• Source document
_____

U.S. teens have left Facebook in droves over the past seven years, preferring to spend time at video-sharing venues YouTube and TikTok, according to a Pew Research Center survey data out Wednesday.

TikTok has “emerged as a top social media platform for U.S. teens” while Google-run YouTube “stands out as the most common platform used by teens,” the report’s authors wrote.

Pew’s data comes as Facebook-owner Meta is in a battle with TikTok for social media primacy, trying to keep the maximum number of users as part of its multibillion-dollar, ad-driven business.

The report said some 95% of the teens surveyed said they use YouTube, compared with 67% saying they are TikTok users.

Just 32% of teens surveyed said they log on to Facebook — a big drop from the 71% who reported being users during a similar survey some seven years ago.

Once the place to be online, Facebook has become seen as a venue for older folks with young drawn to social networks where people express themselves with pictures and video snippets.

About 62% of the teens said they use Instagram, owned by Facebook-parent Meta, while 59% said they used Snapchat, researchers stated.

“A quarter of teens who use Snapchat or TikTok say they use these apps almost constantly, and a fifth of teen YouTube users say the same,” the report said.

In a bit of good news for Meta’s business, its photo and video sharing service Instagram was more popular with U.S. teens than it was in the 2014-2015 survey.

Meanwhile, less than a quarter of the teens surveyed said they ever use Twitter, the report said.

The study also confirmed what casual observers may have suspected: 95% of U.S. teens say they have smartphones, while nearly as many of them have desktop or laptop computers.

And the share of teens who say they are online almost constantly has nearly doubled to 46 percent when compared with survey results from seven years ago, researchers noted.

The report was based on a survey of 1,316 U.S. teens, ranging in age from 13 years old to 17 years old, conducted from mid-April to early May of this year, according to Pew.

_____

• About this task
Rewrite everything from "About 62% of" down to "ago, researchers noted." in the article on U.S. teens' social media use, replacing "researchers" with "the study's authors".

_____

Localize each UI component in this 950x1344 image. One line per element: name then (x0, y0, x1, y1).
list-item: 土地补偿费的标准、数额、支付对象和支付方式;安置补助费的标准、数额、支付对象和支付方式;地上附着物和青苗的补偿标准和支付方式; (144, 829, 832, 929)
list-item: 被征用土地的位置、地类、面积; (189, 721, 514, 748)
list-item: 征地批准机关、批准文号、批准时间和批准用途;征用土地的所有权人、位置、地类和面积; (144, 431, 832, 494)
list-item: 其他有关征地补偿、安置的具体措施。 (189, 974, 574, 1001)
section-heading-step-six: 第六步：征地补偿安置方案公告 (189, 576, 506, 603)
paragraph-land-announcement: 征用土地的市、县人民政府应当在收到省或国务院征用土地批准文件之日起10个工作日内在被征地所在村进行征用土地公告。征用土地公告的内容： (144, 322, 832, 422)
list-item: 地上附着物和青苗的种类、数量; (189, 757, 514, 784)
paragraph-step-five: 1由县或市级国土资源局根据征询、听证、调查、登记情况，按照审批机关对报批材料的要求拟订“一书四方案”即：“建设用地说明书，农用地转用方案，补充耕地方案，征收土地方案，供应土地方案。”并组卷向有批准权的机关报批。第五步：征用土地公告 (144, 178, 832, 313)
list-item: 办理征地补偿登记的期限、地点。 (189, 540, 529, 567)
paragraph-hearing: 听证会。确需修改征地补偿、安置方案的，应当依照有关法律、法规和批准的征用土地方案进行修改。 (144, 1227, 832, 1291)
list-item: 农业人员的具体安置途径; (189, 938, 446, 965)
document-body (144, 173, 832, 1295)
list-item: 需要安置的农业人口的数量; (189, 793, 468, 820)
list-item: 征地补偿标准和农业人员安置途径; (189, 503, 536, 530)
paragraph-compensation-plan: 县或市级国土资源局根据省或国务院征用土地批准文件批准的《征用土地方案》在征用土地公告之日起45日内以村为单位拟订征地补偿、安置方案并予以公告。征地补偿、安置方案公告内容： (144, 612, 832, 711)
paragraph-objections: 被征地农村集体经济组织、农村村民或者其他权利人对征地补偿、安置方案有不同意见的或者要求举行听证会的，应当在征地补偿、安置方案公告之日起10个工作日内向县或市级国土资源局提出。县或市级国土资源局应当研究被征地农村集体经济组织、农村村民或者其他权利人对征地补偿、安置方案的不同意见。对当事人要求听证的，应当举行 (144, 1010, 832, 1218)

_____

• Your response
About 62% of the teens said they use Instagram, owned by Facebook-parent Meta, while 59% said they used Snapchat, the study's authors stated.

“A quarter of teens who use Snapchat or TikTok say they use these apps almost constantly, and a fifth of teen YouTube users say the same,” the report said.

In a bit of good news for Meta’s business, its photo and video sharing service Instagram was more popular with U.S. teens than it was in the 2014-2015 survey.

Meanwhile, less than a quarter of the teens surveyed said they ever use Twitter, the report said.

The study also confirmed what casual observers may have suspected: 95% of U.S. teens say they have smartphones, while nearly as many of them have desktop or laptop computers.

And the share of teens who say they are online almost constantly has nearly doubled to 46 percent when compared with survey results from seven years ago, the study's authors noted.